Will you output the entries below exactly, skipping every image they contain?

>> begin

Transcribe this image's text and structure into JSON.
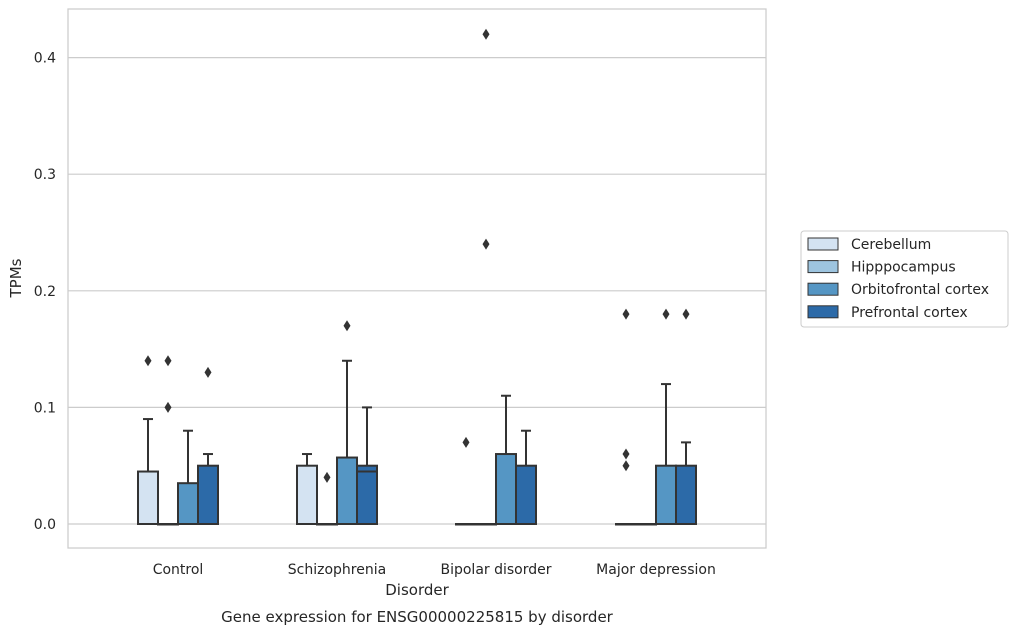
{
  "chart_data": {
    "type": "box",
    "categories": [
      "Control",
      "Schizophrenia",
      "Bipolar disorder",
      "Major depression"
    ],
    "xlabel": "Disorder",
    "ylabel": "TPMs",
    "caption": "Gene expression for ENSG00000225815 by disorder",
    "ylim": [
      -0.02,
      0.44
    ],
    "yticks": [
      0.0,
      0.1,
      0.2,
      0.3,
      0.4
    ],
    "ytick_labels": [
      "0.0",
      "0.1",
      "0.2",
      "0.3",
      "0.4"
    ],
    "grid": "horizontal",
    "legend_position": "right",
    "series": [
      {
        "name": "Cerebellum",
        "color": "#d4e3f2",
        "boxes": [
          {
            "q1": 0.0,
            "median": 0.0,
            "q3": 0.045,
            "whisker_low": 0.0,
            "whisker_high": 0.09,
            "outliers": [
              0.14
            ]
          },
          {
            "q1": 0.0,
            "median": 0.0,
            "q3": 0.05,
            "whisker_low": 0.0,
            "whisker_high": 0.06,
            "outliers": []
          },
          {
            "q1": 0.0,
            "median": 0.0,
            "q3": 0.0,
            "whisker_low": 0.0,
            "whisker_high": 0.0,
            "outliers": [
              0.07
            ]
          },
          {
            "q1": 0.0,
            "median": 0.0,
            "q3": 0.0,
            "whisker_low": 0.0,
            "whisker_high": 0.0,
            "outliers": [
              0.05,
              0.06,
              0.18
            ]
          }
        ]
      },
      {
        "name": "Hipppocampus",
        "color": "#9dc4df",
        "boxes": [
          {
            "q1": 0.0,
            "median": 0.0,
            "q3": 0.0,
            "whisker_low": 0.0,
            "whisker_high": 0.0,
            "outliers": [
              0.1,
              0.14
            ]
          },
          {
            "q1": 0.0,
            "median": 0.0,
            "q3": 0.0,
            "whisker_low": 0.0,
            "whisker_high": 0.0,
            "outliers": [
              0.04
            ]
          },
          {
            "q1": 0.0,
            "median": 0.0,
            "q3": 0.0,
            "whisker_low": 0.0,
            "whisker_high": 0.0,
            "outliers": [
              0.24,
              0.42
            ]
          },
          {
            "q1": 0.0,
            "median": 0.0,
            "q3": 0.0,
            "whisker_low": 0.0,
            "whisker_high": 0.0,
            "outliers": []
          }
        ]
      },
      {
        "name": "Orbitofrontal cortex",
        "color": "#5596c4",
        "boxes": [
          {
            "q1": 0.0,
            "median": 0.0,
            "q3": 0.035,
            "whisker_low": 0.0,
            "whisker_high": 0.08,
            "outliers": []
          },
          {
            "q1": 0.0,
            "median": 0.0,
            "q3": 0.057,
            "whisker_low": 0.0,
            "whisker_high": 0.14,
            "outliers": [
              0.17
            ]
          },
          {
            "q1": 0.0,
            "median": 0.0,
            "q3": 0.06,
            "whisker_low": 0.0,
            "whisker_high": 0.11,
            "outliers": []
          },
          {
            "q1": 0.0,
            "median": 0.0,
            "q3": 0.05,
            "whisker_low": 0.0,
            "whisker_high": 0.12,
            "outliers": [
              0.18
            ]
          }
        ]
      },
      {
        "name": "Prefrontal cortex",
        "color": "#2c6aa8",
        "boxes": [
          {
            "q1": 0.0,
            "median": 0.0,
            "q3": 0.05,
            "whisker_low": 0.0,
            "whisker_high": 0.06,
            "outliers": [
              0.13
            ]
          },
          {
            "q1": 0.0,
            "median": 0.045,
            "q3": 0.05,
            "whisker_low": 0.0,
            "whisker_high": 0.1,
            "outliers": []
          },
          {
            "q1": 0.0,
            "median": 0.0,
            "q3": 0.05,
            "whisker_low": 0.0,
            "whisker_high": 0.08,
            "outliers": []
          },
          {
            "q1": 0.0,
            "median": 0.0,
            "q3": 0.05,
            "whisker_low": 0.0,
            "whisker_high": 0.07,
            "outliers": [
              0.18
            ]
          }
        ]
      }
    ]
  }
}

>> end

> _Result of the exercise_:
Transcribe this image's text and structure into JSON.
{
  "chart_data": {
    "type": "box",
    "categories": [
      "Control",
      "Schizophrenia",
      "Bipolar disorder",
      "Major depression"
    ],
    "xlabel": "Disorder",
    "ylabel": "TPMs",
    "caption": "Gene expression for ENSG00000225815 by disorder",
    "ylim": [
      -0.02,
      0.44
    ],
    "yticks": [
      0.0,
      0.1,
      0.2,
      0.3,
      0.4
    ],
    "ytick_labels": [
      "0.0",
      "0.1",
      "0.2",
      "0.3",
      "0.4"
    ],
    "grid": "horizontal",
    "legend_position": "right",
    "series": [
      {
        "name": "Cerebellum",
        "color": "#d4e3f2",
        "boxes": [
          {
            "q1": 0.0,
            "median": 0.0,
            "q3": 0.045,
            "whisker_low": 0.0,
            "whisker_high": 0.09,
            "outliers": [
              0.14
            ]
          },
          {
            "q1": 0.0,
            "median": 0.0,
            "q3": 0.05,
            "whisker_low": 0.0,
            "whisker_high": 0.06,
            "outliers": []
          },
          {
            "q1": 0.0,
            "median": 0.0,
            "q3": 0.0,
            "whisker_low": 0.0,
            "whisker_high": 0.0,
            "outliers": [
              0.07
            ]
          },
          {
            "q1": 0.0,
            "median": 0.0,
            "q3": 0.0,
            "whisker_low": 0.0,
            "whisker_high": 0.0,
            "outliers": [
              0.05,
              0.06,
              0.18
            ]
          }
        ]
      },
      {
        "name": "Hipppocampus",
        "color": "#9dc4df",
        "boxes": [
          {
            "q1": 0.0,
            "median": 0.0,
            "q3": 0.0,
            "whisker_low": 0.0,
            "whisker_high": 0.0,
            "outliers": [
              0.1,
              0.14
            ]
          },
          {
            "q1": 0.0,
            "median": 0.0,
            "q3": 0.0,
            "whisker_low": 0.0,
            "whisker_high": 0.0,
            "outliers": [
              0.04
            ]
          },
          {
            "q1": 0.0,
            "median": 0.0,
            "q3": 0.0,
            "whisker_low": 0.0,
            "whisker_high": 0.0,
            "outliers": [
              0.24,
              0.42
            ]
          },
          {
            "q1": 0.0,
            "median": 0.0,
            "q3": 0.0,
            "whisker_low": 0.0,
            "whisker_high": 0.0,
            "outliers": []
          }
        ]
      },
      {
        "name": "Orbitofrontal cortex",
        "color": "#5596c4",
        "boxes": [
          {
            "q1": 0.0,
            "median": 0.0,
            "q3": 0.035,
            "whisker_low": 0.0,
            "whisker_high": 0.08,
            "outliers": []
          },
          {
            "q1": 0.0,
            "median": 0.0,
            "q3": 0.057,
            "whisker_low": 0.0,
            "whisker_high": 0.14,
            "outliers": [
              0.17
            ]
          },
          {
            "q1": 0.0,
            "median": 0.0,
            "q3": 0.06,
            "whisker_low": 0.0,
            "whisker_high": 0.11,
            "outliers": []
          },
          {
            "q1": 0.0,
            "median": 0.0,
            "q3": 0.05,
            "whisker_low": 0.0,
            "whisker_high": 0.12,
            "outliers": [
              0.18
            ]
          }
        ]
      },
      {
        "name": "Prefrontal cortex",
        "color": "#2c6aa8",
        "boxes": [
          {
            "q1": 0.0,
            "median": 0.0,
            "q3": 0.05,
            "whisker_low": 0.0,
            "whisker_high": 0.06,
            "outliers": [
              0.13
            ]
          },
          {
            "q1": 0.0,
            "median": 0.045,
            "q3": 0.05,
            "whisker_low": 0.0,
            "whisker_high": 0.1,
            "outliers": []
          },
          {
            "q1": 0.0,
            "median": 0.0,
            "q3": 0.05,
            "whisker_low": 0.0,
            "whisker_high": 0.08,
            "outliers": []
          },
          {
            "q1": 0.0,
            "median": 0.0,
            "q3": 0.05,
            "whisker_low": 0.0,
            "whisker_high": 0.07,
            "outliers": [
              0.18
            ]
          }
        ]
      }
    ]
  }
}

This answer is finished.